Segment Start: Provided data
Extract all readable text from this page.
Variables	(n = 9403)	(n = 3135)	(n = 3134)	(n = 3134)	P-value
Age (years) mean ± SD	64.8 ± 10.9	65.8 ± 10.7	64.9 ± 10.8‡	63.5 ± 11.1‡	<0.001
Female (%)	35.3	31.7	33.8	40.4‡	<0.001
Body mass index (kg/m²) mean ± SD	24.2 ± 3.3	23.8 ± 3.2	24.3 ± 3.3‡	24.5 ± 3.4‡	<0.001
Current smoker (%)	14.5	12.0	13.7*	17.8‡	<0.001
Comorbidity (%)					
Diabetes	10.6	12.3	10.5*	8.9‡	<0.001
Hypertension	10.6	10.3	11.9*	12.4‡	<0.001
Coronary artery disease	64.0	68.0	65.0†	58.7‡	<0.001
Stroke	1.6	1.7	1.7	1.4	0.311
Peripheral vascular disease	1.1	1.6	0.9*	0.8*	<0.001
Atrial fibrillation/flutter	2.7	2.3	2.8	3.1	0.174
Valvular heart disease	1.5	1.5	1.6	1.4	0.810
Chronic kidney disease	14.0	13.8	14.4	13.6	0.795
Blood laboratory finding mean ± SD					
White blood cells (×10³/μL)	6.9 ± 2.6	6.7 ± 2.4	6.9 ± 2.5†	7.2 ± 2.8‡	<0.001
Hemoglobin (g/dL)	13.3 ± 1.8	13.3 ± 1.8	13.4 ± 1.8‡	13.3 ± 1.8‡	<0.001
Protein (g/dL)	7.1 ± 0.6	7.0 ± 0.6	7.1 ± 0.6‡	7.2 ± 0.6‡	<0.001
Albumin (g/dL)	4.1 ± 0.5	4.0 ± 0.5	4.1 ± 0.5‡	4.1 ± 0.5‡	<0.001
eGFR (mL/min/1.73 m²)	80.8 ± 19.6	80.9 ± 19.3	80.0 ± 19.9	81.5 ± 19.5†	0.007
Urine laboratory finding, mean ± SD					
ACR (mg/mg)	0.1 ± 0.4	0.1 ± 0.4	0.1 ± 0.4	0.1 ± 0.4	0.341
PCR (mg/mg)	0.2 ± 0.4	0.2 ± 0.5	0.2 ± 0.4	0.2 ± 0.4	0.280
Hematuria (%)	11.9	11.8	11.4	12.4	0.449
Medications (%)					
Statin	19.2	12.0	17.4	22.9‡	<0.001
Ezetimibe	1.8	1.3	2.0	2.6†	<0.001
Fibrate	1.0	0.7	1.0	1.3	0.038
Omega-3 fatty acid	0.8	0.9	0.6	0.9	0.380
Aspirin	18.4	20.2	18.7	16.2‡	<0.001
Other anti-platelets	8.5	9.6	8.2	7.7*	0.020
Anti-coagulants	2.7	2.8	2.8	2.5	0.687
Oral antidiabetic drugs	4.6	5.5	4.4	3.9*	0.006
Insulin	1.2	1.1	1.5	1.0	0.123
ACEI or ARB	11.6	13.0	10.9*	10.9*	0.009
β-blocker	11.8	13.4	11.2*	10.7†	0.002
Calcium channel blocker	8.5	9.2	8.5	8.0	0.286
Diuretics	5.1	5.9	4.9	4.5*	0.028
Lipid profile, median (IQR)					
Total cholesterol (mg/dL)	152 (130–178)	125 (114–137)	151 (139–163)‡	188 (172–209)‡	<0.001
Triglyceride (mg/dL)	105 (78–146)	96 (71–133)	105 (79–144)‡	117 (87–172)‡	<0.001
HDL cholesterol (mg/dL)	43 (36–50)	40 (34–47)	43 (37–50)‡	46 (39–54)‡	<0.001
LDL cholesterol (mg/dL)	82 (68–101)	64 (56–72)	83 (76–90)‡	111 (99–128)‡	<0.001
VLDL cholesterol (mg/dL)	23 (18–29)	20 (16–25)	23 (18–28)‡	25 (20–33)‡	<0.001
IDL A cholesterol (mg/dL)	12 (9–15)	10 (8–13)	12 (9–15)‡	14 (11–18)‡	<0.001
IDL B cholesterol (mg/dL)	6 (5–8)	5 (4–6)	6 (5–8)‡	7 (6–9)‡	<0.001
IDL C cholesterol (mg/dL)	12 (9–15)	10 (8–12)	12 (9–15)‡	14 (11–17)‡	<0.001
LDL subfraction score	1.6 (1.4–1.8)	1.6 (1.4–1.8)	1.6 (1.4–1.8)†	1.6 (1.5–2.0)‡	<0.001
Segment End: Provided data
Problem requirements
Take every line above carrying "blocker" and return it.

Your solution
β-blocker	11.8	13.4	11.2*	10.7†	0.002
Calcium channel blocker	8.5	9.2	8.5	8.0	0.286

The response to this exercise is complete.